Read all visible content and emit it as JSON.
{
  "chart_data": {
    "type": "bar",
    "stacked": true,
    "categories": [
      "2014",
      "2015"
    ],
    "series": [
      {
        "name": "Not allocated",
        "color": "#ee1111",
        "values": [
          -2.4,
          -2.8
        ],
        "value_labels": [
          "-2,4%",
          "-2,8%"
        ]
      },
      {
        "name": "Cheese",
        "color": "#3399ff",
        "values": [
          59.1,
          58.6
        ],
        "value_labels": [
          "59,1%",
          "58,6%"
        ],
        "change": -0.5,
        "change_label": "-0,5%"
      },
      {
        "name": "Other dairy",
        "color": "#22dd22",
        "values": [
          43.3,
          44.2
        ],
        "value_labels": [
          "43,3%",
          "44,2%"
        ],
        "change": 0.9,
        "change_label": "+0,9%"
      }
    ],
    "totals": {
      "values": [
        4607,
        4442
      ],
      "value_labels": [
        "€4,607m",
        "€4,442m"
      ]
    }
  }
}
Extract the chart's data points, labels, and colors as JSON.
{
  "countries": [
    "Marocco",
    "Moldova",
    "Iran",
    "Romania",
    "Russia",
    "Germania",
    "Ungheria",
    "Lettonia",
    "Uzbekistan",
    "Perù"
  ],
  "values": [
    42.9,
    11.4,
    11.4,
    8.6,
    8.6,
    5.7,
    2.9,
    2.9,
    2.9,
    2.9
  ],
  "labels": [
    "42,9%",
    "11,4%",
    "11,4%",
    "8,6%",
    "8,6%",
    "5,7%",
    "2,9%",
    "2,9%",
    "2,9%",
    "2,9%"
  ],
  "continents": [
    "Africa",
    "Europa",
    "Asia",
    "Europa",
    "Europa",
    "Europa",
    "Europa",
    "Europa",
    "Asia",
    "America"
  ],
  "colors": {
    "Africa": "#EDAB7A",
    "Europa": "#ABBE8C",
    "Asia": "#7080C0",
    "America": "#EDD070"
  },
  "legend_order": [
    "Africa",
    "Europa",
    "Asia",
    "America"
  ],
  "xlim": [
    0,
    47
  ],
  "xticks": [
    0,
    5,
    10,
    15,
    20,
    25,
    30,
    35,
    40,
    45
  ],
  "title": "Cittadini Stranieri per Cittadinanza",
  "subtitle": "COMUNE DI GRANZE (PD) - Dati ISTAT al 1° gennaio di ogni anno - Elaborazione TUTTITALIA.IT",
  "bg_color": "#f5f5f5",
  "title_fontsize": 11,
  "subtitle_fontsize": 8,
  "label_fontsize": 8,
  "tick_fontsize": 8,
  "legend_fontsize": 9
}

Work to do
Using the entries above, please restate each one word for word.

Reply to the exercise
Read all visible content and emit it as JSON.
{
  "chart_data": {
    "type": "bar",
    "stacked": true,
    "categories": [
      "2014",
      "2015"
    ],
    "series": [
      {
        "name": "Not allocated",
        "color": "#ee1111",
        "values": [
          -2.4,
          -2.8
        ],
        "value_labels": [
          "-2,4%",
          "-2,8%"
        ]
      },
      {
        "name": "Cheese",
        "color": "#3399ff",
        "values": [
          59.1,
          58.6
        ],
        "value_labels": [
          "59,1%",
          "58,6%"
        ],
        "change": -0.5,
        "change_label": "-0,5%"
      },
      {
        "name": "Other dairy",
        "color": "#22dd22",
        "values": [
          43.3,
          44.2
        ],
        "value_labels": [
          "43,3%",
          "44,2%"
        ],
        "change": 0.9,
        "change_label": "+0,9%"
      }
    ],
    "totals": {
      "values": [
        4607,
        4442
      ],
      "value_labels": [
        "€4,607m",
        "€4,442m"
      ]
    }
  }
}
Extract the chart's data points, labels, and colors as JSON.
{
  "countries": [
    "Marocco",
    "Moldova",
    "Iran",
    "Romania",
    "Russia",
    "Germania",
    "Ungheria",
    "Lettonia",
    "Uzbekistan",
    "Perù"
  ],
  "values": [
    42.9,
    11.4,
    11.4,
    8.6,
    8.6,
    5.7,
    2.9,
    2.9,
    2.9,
    2.9
  ],
  "labels": [
    "42,9%",
    "11,4%",
    "11,4%",
    "8,6%",
    "8,6%",
    "5,7%",
    "2,9%",
    "2,9%",
    "2,9%",
    "2,9%"
  ],
  "continents": [
    "Africa",
    "Europa",
    "Asia",
    "Europa",
    "Europa",
    "Europa",
    "Europa",
    "Europa",
    "Asia",
    "America"
  ],
  "colors": {
    "Africa": "#EDAB7A",
    "Europa": "#ABBE8C",
    "Asia": "#7080C0",
    "America": "#EDD070"
  },
  "legend_order": [
    "Africa",
    "Europa",
    "Asia",
    "America"
  ],
  "xlim": [
    0,
    47
  ],
  "xticks": [
    0,
    5,
    10,
    15,
    20,
    25,
    30,
    35,
    40,
    45
  ],
  "title": "Cittadini Stranieri per Cittadinanza",
  "subtitle": "COMUNE DI GRANZE (PD) - Dati ISTAT al 1° gennaio di ogni anno - Elaborazione TUTTITALIA.IT",
  "bg_color": "#f5f5f5",
  "title_fontsize": 11,
  "subtitle_fontsize": 8,
  "label_fontsize": 8,
  "tick_fontsize": 8,
  "legend_fontsize": 9
}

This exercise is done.